Write out each line from the data below that includes the word "JSON".

## start MATERIAL FOR THIS TASK

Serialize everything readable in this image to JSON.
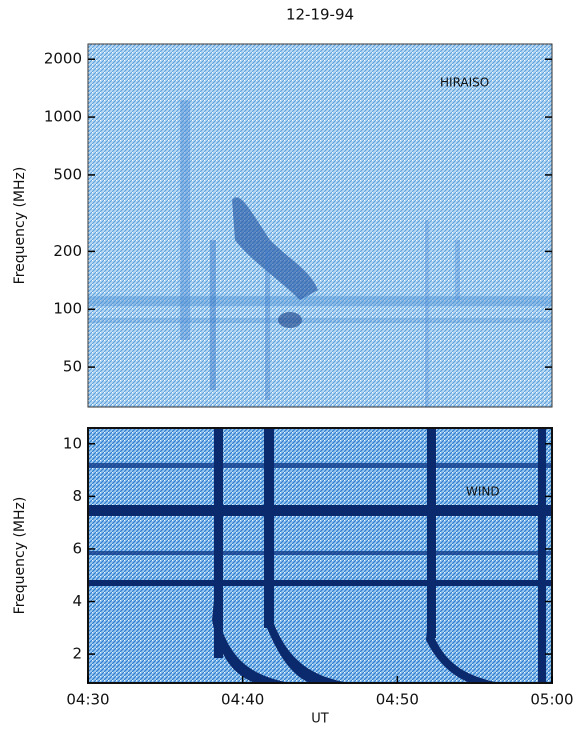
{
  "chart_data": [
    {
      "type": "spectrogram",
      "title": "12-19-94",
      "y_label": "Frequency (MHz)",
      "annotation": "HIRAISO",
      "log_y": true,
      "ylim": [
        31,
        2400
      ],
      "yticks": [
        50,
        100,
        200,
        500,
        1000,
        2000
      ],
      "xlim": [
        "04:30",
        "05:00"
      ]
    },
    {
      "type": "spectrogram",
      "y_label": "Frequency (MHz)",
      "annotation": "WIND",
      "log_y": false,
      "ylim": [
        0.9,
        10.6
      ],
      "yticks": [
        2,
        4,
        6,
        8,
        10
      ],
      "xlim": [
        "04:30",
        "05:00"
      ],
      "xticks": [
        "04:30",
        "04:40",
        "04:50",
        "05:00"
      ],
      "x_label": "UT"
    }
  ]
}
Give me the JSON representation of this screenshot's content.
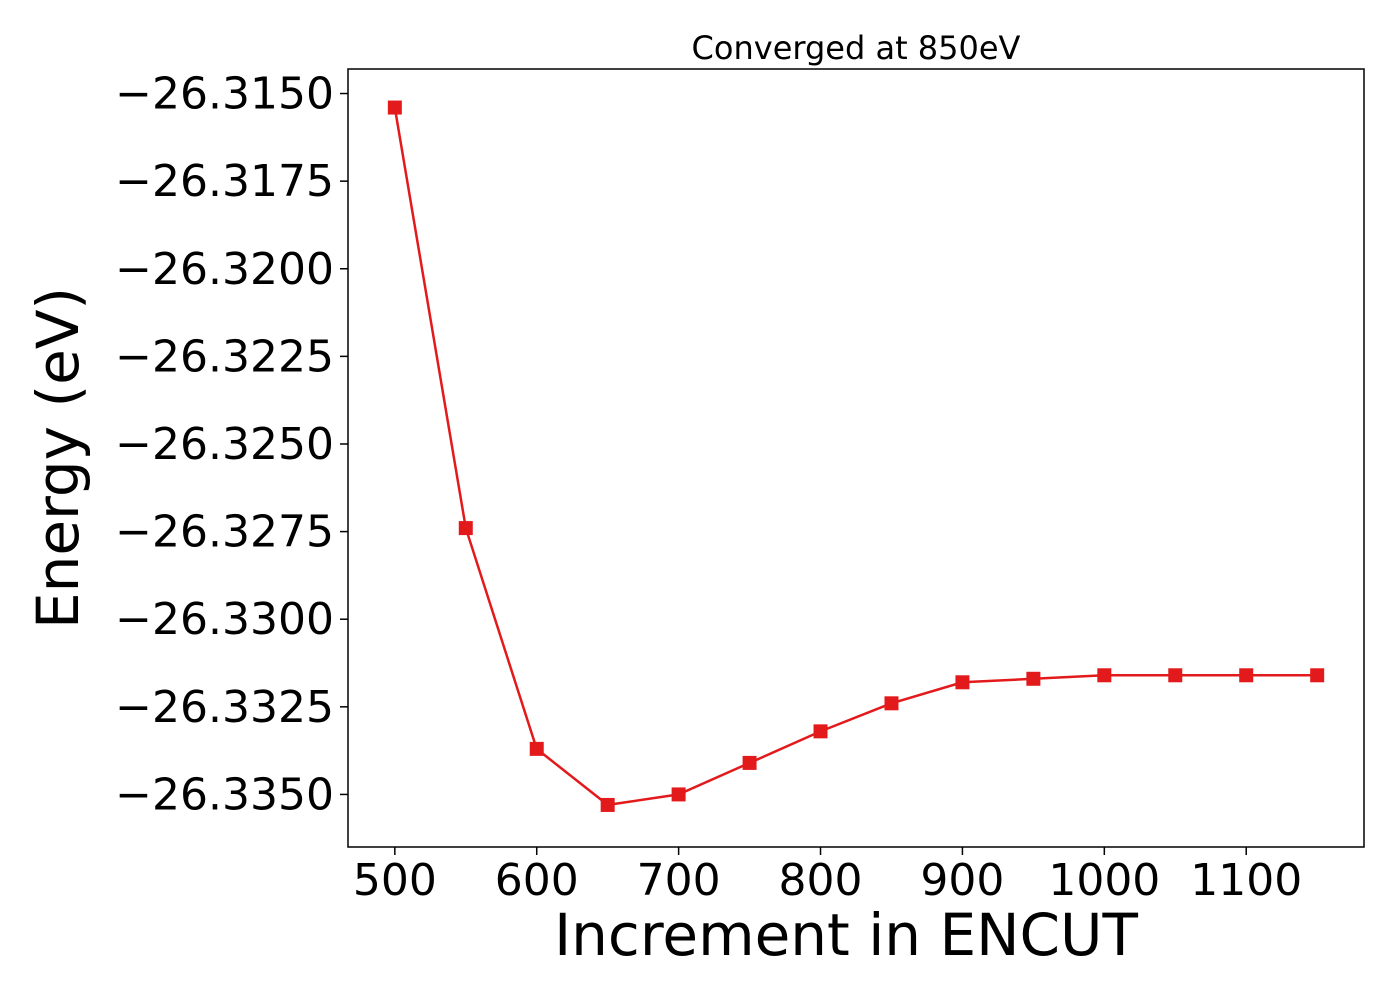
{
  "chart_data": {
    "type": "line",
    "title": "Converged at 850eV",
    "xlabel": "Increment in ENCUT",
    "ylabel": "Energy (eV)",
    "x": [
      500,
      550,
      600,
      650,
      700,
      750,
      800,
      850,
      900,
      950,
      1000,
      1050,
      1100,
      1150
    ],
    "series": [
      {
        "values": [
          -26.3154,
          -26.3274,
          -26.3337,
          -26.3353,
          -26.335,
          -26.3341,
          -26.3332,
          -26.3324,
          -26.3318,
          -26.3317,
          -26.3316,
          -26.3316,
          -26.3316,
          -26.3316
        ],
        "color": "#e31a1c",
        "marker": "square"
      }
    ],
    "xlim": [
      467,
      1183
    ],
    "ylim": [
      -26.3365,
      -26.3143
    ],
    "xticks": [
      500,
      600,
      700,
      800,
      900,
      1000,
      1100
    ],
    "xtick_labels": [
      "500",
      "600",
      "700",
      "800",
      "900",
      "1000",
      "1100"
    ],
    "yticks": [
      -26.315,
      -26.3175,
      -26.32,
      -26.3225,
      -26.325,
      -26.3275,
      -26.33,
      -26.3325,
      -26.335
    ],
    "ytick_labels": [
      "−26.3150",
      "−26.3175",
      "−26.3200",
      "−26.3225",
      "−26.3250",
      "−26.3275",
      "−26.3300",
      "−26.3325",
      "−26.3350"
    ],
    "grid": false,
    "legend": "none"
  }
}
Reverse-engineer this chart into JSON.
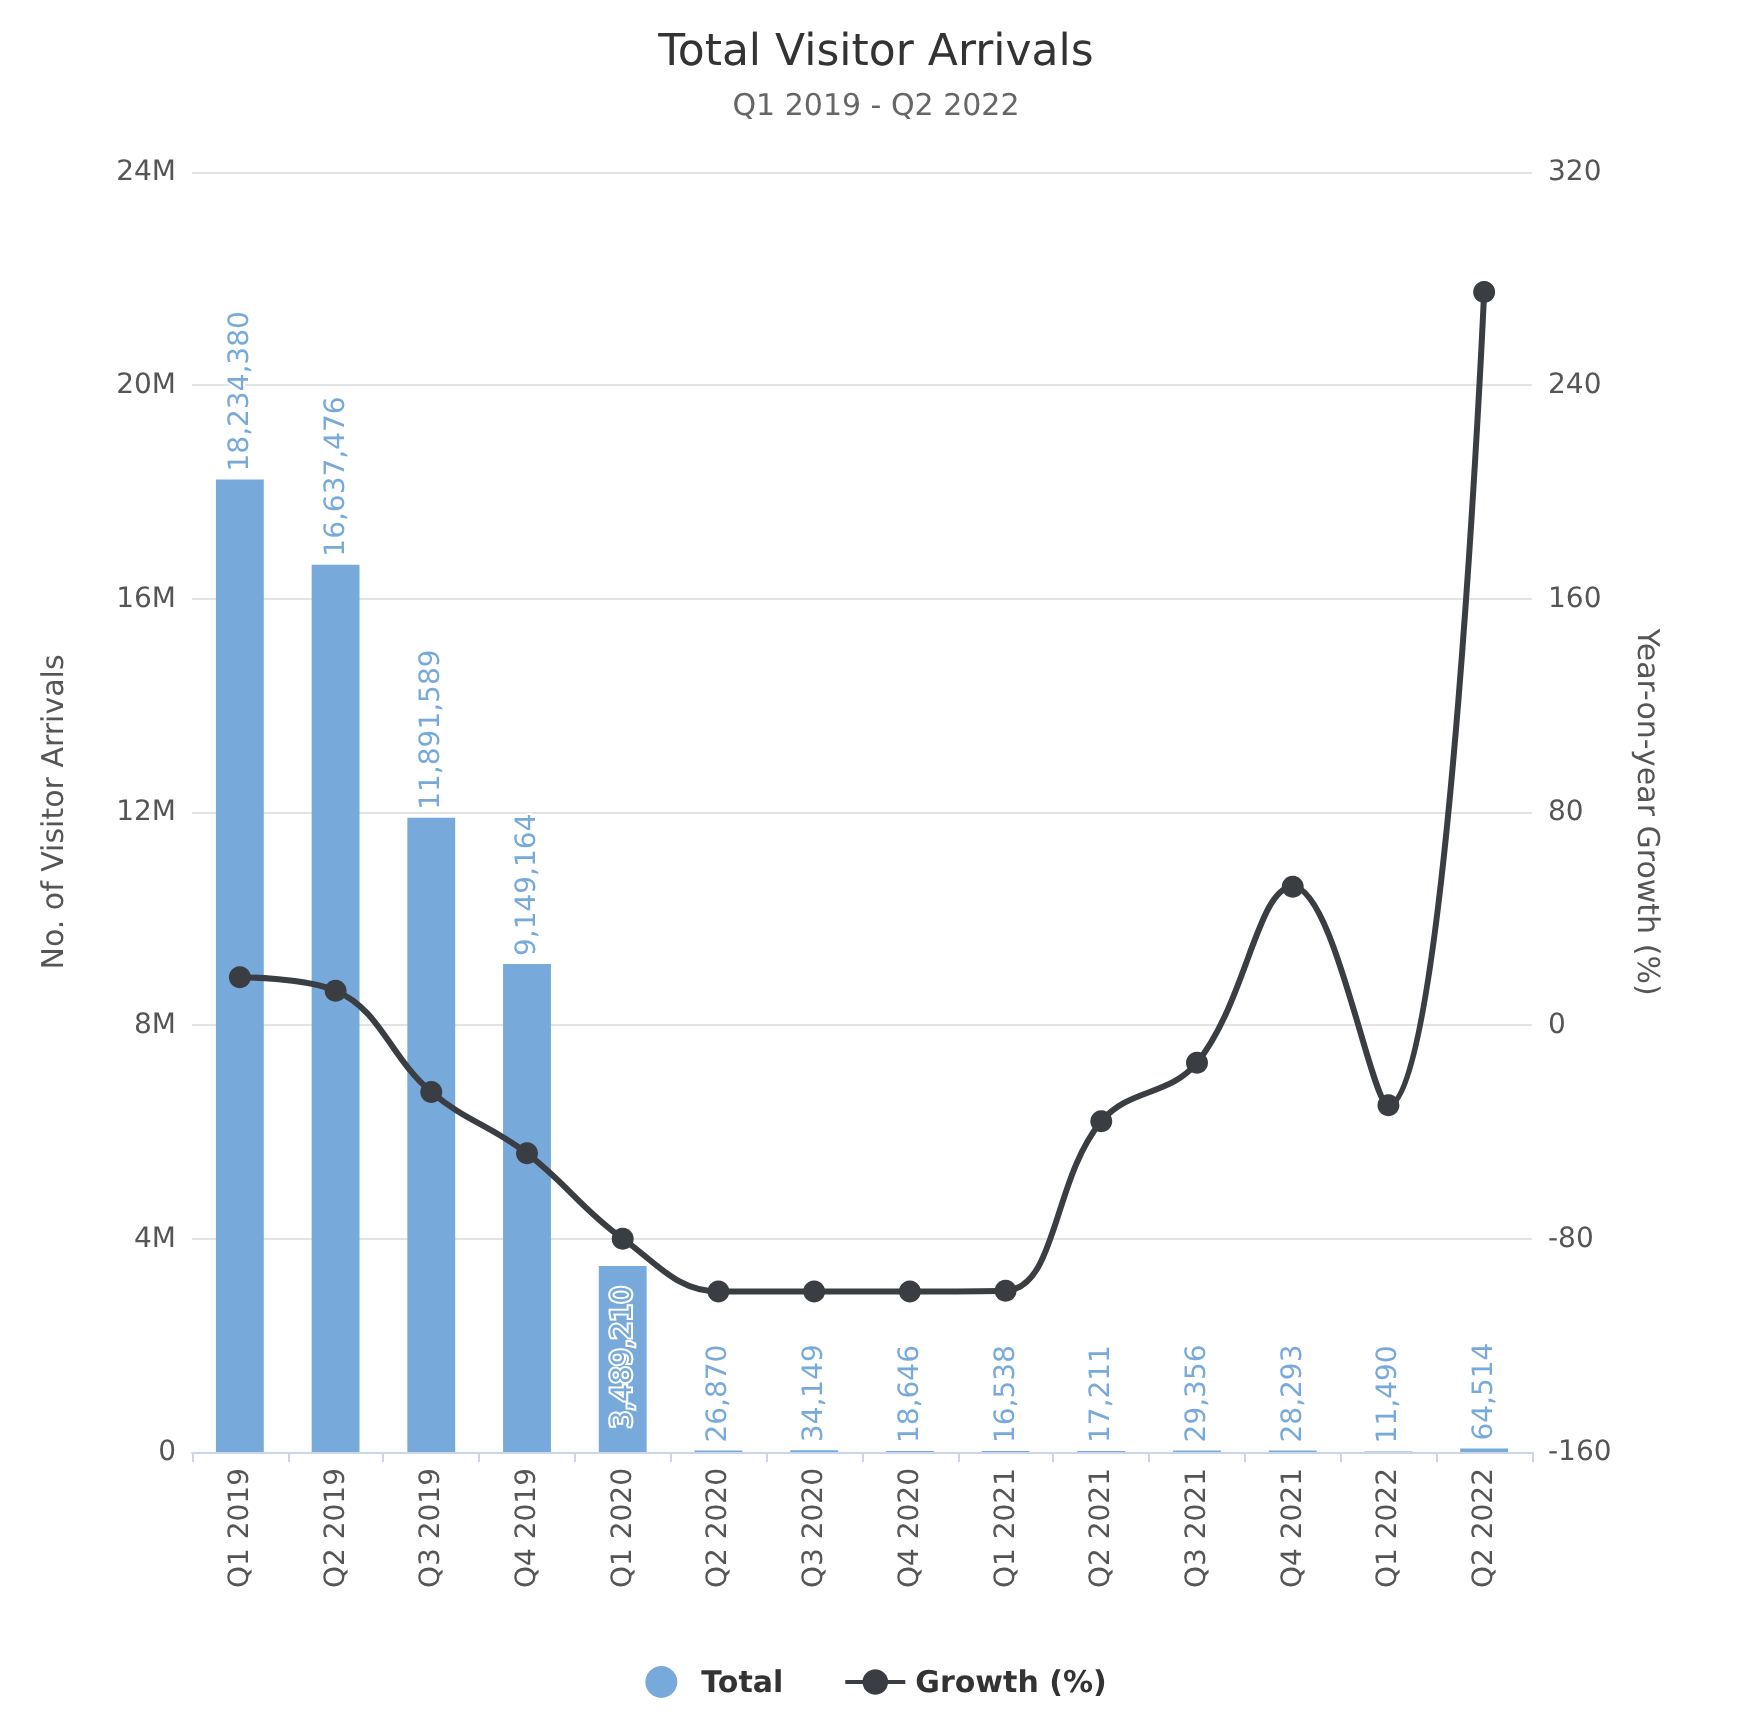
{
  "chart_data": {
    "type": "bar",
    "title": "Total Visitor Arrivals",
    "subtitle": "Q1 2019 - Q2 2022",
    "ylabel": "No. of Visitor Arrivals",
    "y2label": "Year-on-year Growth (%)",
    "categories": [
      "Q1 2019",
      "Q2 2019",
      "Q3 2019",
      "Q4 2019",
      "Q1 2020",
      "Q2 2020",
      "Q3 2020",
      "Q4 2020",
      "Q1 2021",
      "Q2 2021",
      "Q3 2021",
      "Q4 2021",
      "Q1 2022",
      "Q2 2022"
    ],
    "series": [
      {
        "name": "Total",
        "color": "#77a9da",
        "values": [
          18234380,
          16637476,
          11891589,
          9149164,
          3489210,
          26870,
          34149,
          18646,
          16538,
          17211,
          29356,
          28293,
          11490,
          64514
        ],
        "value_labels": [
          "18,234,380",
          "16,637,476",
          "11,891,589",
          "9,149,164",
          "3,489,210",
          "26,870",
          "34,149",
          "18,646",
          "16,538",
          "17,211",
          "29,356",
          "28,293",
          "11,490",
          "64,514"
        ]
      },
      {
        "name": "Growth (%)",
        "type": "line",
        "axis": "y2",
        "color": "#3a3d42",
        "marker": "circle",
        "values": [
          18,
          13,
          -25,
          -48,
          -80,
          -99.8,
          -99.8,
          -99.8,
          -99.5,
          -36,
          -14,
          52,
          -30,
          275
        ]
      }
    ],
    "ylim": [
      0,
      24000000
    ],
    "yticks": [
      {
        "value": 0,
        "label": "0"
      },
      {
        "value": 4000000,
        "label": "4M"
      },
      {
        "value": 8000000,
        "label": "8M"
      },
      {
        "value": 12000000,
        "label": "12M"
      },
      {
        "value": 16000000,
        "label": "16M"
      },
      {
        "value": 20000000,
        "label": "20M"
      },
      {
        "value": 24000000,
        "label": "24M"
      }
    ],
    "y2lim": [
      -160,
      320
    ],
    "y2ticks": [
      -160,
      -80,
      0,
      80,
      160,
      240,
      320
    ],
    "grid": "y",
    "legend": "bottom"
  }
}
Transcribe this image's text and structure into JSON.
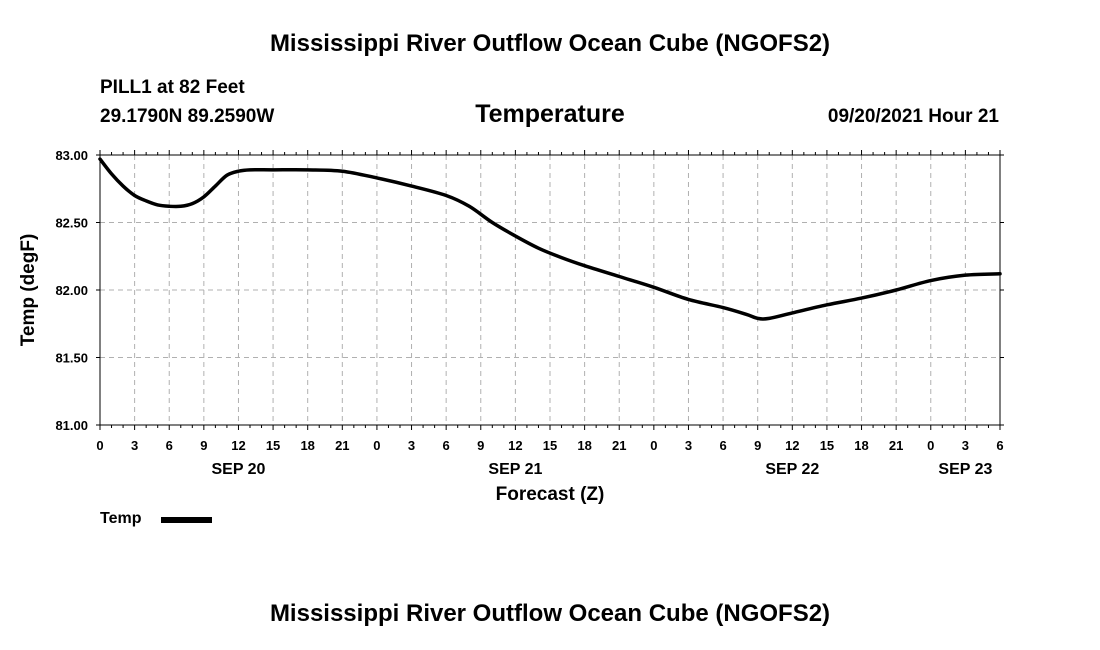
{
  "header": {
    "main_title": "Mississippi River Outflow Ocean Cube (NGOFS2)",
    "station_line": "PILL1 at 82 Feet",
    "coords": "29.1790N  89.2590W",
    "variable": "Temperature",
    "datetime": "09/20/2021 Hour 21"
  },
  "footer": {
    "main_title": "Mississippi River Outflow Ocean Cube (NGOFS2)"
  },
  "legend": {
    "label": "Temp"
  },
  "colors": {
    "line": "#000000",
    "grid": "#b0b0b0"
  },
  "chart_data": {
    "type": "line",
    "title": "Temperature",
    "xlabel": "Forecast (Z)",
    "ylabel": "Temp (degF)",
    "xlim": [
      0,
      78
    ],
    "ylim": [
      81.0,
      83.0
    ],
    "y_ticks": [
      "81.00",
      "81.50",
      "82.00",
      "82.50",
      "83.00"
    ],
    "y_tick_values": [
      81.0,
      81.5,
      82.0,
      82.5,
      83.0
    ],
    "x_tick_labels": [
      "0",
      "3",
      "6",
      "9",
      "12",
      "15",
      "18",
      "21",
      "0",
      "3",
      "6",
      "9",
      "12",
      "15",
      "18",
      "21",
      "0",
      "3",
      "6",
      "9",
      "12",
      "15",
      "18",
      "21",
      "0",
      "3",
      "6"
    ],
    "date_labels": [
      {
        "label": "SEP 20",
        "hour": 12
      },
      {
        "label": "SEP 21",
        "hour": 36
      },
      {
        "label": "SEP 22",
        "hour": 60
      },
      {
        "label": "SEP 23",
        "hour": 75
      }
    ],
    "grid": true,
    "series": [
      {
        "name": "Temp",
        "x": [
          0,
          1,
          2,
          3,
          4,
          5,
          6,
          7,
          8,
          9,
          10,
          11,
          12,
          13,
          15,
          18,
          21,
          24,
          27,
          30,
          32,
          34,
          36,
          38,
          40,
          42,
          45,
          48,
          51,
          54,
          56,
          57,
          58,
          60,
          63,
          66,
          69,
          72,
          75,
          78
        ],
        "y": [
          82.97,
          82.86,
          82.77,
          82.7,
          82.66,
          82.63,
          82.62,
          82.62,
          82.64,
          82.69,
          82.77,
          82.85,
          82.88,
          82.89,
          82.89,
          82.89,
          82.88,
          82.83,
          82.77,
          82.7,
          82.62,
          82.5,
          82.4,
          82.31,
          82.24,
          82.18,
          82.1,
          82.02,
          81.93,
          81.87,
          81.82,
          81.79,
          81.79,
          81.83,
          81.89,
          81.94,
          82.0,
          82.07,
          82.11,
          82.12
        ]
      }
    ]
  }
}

## end MATERIAL FOR THIS TASK

> [THE COMPLETED TASK]:
Serialize everything readable in this image to JSON.
Give me the JSON representation of this screenshot's content.
Reverse-engineer this chart into JSON.
Transcribe this image's text and structure into JSON.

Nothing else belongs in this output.